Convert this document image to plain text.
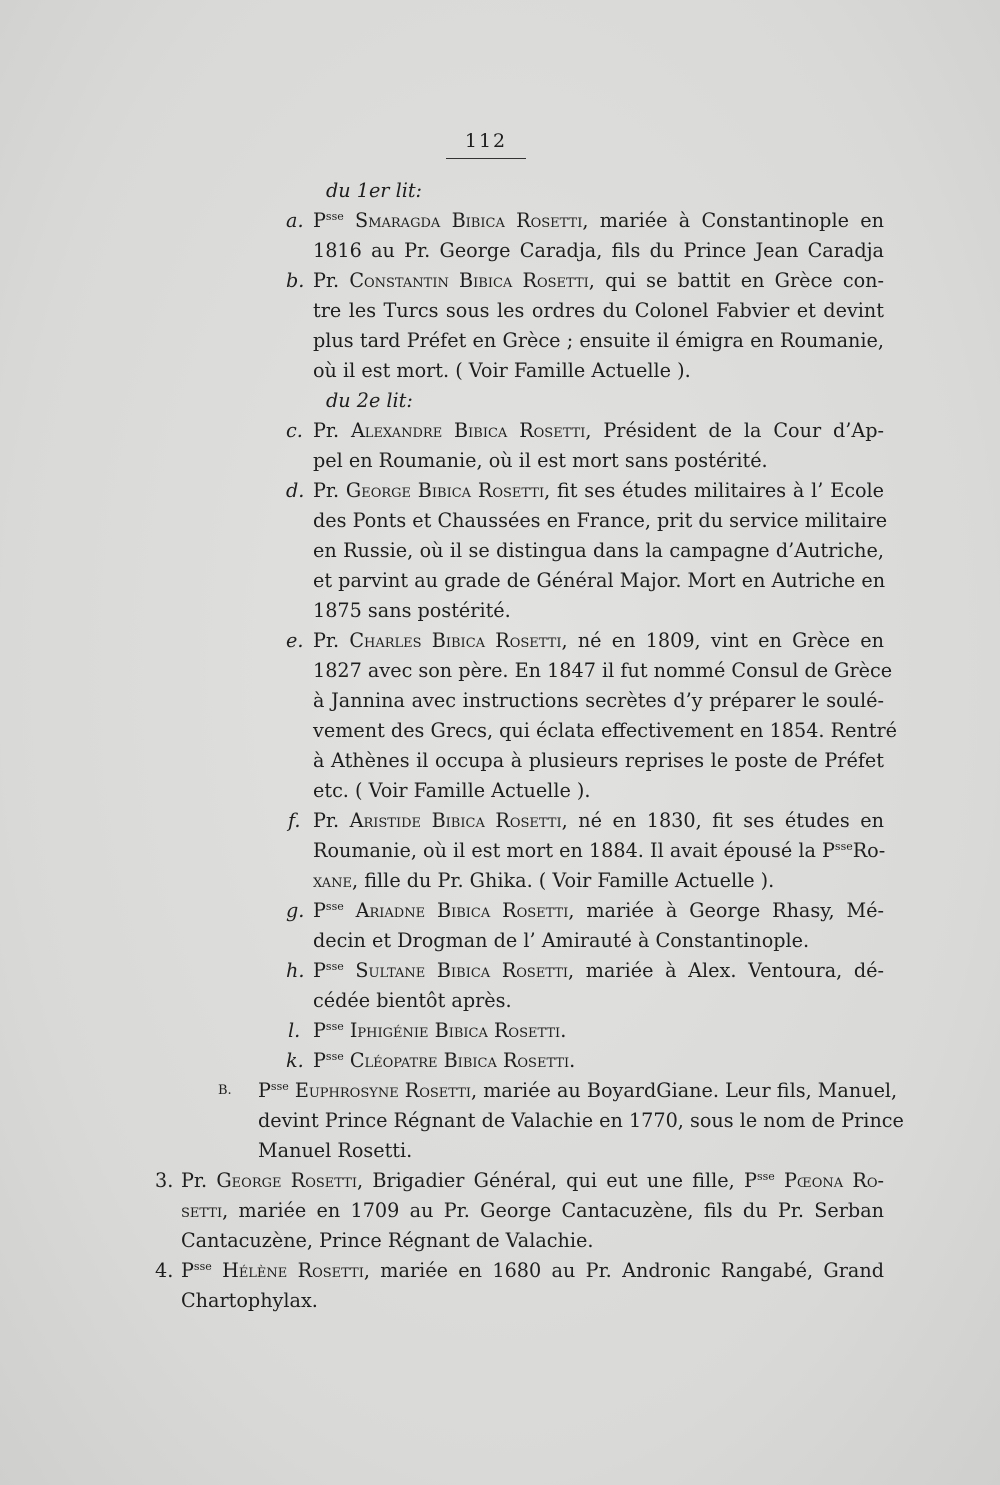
112
du 1er lit:
a. $P^{sse}$ Smaragda Bibica Rosetti, mariée à Constantinople en
1816 au Pr. George Caradja, fils du Prince Jean Caradja
b. Pr. Constantin Bibica Rosetti, qui se battit en Grèce con-
tre les Turcs sous les ordres du Colonel Fabvier et devint
plus tard Préfet en Grèce ; ensuite il émigra en Roumanie,
où il est mort. ( Voir Famille Actuelle ).
du 2e lit:
c. Pr. Alexandre Bibica Rosetti, Président de la Cour d’Ap-
pel en Roumanie, où il est mort sans postérité.
d. Pr. George Bibica Rosetti, fit ses études militaires à l’ Ecole
des Ponts et Chaussées en France, prit du service militaire
en Russie, où il se distingua dans la campagne d’Autriche,
et parvint au grade de Général Major. Mort en Autriche en
1875 sans postérité.
e. Pr. Charles Bibica Rosetti, né en 1809, vint en Grèce en
1827 avec son père. En 1847 il fut nommé Consul de Grèce
à Jannina avec instructions secrètes d’y préparer le soulé-
vement des Grecs, qui éclata effectivement en 1854. Rentré
à Athènes il occupa à plusieurs reprises le poste de Préfet
etc. ( Voir Famille Actuelle ).
f. Pr. Aristide Bibica Rosetti, né en 1830, fit ses études en
Roumanie, où il est mort en 1884. Il avait épousé la $P^{sse}Ro-$
xane, fille du Pr. Ghika. ( Voir Famille Actuelle ).
g. $P^{sse}$ Ariadne Bibica Rosetti, mariée à George Rhasy, Mé-
decin et Drogman de l’ Amirauté à Constantinople.
h. $P^{sse}$ Sultane Bibica Rosetti, mariée à Alex. Ventoura, dé-
cédée bientôt après.
l. $P^{sse}$ Iphigénie Bibica Rosetti.
k. $P^{sse}$ Cléopatre Bibica Rosetti.
B. $P^{sse}$ Euphrosyne Rosetti, mariée au BoyardGiane. Leur fils, Manuel,
devint Prince Régnant de Valachie en 1770, sous le nom de Prince
Manuel Rosetti.
3. Pr. George Rosetti, Brigadier Général, qui eut une fille, $P^{sse}$ Pœona Ro-
setti, mariée en 1709 au Pr. George Cantacuzène, fils du Pr. Serban
Cantacuzène, Prince Régnant de Valachie.
4. $P^{sse}$ Hélène Rosetti, mariée en 1680 au Pr. Andronic Rangabé, Grand
Chartophylax.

REQUIRED TASK
From the listing above, copy all lines holding the word "Prince".

EXERCISE RESPONSE
1816 au Pr. George Caradja, fils du Prince Jean Caradja
devint Prince Régnant de Valachie en 1770, sous le nom de Prince
Cantacuzène, Prince Régnant de Valachie.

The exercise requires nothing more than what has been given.